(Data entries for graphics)

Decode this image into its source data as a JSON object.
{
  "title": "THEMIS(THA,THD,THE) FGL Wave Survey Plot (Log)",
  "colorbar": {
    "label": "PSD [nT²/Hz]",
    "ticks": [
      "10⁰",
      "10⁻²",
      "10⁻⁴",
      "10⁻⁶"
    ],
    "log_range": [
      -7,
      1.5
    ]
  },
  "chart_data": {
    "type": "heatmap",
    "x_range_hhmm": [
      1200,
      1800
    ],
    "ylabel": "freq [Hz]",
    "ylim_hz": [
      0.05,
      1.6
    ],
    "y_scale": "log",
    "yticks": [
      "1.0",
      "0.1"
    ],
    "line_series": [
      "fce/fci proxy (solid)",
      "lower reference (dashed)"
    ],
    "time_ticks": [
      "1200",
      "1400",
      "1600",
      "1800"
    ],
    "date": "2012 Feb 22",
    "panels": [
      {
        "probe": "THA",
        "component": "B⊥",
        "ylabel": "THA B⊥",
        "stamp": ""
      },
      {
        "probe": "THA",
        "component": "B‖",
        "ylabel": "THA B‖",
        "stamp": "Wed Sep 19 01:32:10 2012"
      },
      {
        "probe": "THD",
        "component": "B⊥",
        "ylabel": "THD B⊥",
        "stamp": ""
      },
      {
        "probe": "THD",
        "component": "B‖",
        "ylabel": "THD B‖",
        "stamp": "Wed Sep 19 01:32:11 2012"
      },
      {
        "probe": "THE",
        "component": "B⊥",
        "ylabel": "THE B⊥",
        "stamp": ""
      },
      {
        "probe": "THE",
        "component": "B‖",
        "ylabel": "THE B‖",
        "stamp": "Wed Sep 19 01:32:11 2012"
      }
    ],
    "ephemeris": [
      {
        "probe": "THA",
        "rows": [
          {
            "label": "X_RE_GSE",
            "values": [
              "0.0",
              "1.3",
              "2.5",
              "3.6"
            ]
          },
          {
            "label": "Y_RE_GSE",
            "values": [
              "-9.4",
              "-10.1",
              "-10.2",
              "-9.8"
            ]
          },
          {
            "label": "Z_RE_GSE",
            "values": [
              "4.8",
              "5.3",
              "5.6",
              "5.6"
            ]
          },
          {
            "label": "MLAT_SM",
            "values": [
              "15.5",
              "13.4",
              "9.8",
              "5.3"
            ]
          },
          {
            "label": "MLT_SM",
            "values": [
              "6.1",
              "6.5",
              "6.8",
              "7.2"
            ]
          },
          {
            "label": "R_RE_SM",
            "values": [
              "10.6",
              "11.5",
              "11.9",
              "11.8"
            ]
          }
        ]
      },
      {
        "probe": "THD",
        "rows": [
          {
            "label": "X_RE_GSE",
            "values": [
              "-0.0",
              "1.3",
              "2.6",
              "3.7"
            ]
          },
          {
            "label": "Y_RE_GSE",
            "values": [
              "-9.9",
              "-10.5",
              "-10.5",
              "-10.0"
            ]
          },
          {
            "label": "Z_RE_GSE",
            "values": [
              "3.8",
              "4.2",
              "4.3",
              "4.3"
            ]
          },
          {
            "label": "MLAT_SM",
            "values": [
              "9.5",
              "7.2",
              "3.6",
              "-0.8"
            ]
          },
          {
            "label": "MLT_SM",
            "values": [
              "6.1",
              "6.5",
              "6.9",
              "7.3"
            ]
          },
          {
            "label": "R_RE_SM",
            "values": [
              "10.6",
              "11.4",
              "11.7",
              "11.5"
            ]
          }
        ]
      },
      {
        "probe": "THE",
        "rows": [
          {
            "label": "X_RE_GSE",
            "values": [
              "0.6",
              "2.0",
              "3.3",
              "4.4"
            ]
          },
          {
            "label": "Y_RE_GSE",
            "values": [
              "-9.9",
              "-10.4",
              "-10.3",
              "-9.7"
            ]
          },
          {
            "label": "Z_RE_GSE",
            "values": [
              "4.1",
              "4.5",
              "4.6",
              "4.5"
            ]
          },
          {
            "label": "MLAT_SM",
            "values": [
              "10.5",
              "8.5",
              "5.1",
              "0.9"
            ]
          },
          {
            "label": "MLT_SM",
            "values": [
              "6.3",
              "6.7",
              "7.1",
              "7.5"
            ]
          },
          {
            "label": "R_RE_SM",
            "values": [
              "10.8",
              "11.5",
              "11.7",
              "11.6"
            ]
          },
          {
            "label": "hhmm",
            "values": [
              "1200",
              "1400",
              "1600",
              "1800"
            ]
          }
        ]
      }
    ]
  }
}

■ Your goal
Every line of the data above should be copied exactly.

■ Response to the task
Decode this image into its source data as a JSON object.
{
  "title": "THEMIS(THA,THD,THE) FGL Wave Survey Plot (Log)",
  "colorbar": {
    "label": "PSD [nT²/Hz]",
    "ticks": [
      "10⁰",
      "10⁻²",
      "10⁻⁴",
      "10⁻⁶"
    ],
    "log_range": [
      -7,
      1.5
    ]
  },
  "chart_data": {
    "type": "heatmap",
    "x_range_hhmm": [
      1200,
      1800
    ],
    "ylabel": "freq [Hz]",
    "ylim_hz": [
      0.05,
      1.6
    ],
    "y_scale": "log",
    "yticks": [
      "1.0",
      "0.1"
    ],
    "line_series": [
      "fce/fci proxy (solid)",
      "lower reference (dashed)"
    ],
    "time_ticks": [
      "1200",
      "1400",
      "1600",
      "1800"
    ],
    "date": "2012 Feb 22",
    "panels": [
      {
        "probe": "THA",
        "component": "B⊥",
        "ylabel": "THA B⊥",
        "stamp": ""
      },
      {
        "probe": "THA",
        "component": "B‖",
        "ylabel": "THA B‖",
        "stamp": "Wed Sep 19 01:32:10 2012"
      },
      {
        "probe": "THD",
        "component": "B⊥",
        "ylabel": "THD B⊥",
        "stamp": ""
      },
      {
        "probe": "THD",
        "component": "B‖",
        "ylabel": "THD B‖",
        "stamp": "Wed Sep 19 01:32:11 2012"
      },
      {
        "probe": "THE",
        "component": "B⊥",
        "ylabel": "THE B⊥",
        "stamp": ""
      },
      {
        "probe": "THE",
        "component": "B‖",
        "ylabel": "THE B‖",
        "stamp": "Wed Sep 19 01:32:11 2012"
      }
    ],
    "ephemeris": [
      {
        "probe": "THA",
        "rows": [
          {
            "label": "X_RE_GSE",
            "values": [
              "0.0",
              "1.3",
              "2.5",
              "3.6"
            ]
          },
          {
            "label": "Y_RE_GSE",
            "values": [
              "-9.4",
              "-10.1",
              "-10.2",
              "-9.8"
            ]
          },
          {
            "label": "Z_RE_GSE",
            "values": [
              "4.8",
              "5.3",
              "5.6",
              "5.6"
            ]
          },
          {
            "label": "MLAT_SM",
            "values": [
              "15.5",
              "13.4",
              "9.8",
              "5.3"
            ]
          },
          {
            "label": "MLT_SM",
            "values": [
              "6.1",
              "6.5",
              "6.8",
              "7.2"
            ]
          },
          {
            "label": "R_RE_SM",
            "values": [
              "10.6",
              "11.5",
              "11.9",
              "11.8"
            ]
          }
        ]
      },
      {
        "probe": "THD",
        "rows": [
          {
            "label": "X_RE_GSE",
            "values": [
              "-0.0",
              "1.3",
              "2.6",
              "3.7"
            ]
          },
          {
            "label": "Y_RE_GSE",
            "values": [
              "-9.9",
              "-10.5",
              "-10.5",
              "-10.0"
            ]
          },
          {
            "label": "Z_RE_GSE",
            "values": [
              "3.8",
              "4.2",
              "4.3",
              "4.3"
            ]
          },
          {
            "label": "MLAT_SM",
            "values": [
              "9.5",
              "7.2",
              "3.6",
              "-0.8"
            ]
          },
          {
            "label": "MLT_SM",
            "values": [
              "6.1",
              "6.5",
              "6.9",
              "7.3"
            ]
          },
          {
            "label": "R_RE_SM",
            "values": [
              "10.6",
              "11.4",
              "11.7",
              "11.5"
            ]
          }
        ]
      },
      {
        "probe": "THE",
        "rows": [
          {
            "label": "X_RE_GSE",
            "values": [
              "0.6",
              "2.0",
              "3.3",
              "4.4"
            ]
          },
          {
            "label": "Y_RE_GSE",
            "values": [
              "-9.9",
              "-10.4",
              "-10.3",
              "-9.7"
            ]
          },
          {
            "label": "Z_RE_GSE",
            "values": [
              "4.1",
              "4.5",
              "4.6",
              "4.5"
            ]
          },
          {
            "label": "MLAT_SM",
            "values": [
              "10.5",
              "8.5",
              "5.1",
              "0.9"
            ]
          },
          {
            "label": "MLT_SM",
            "values": [
              "6.3",
              "6.7",
              "7.1",
              "7.5"
            ]
          },
          {
            "label": "R_RE_SM",
            "values": [
              "10.8",
              "11.5",
              "11.7",
              "11.6"
            ]
          },
          {
            "label": "hhmm",
            "values": [
              "1200",
              "1400",
              "1600",
              "1800"
            ]
          }
        ]
      }
    ]
  }
}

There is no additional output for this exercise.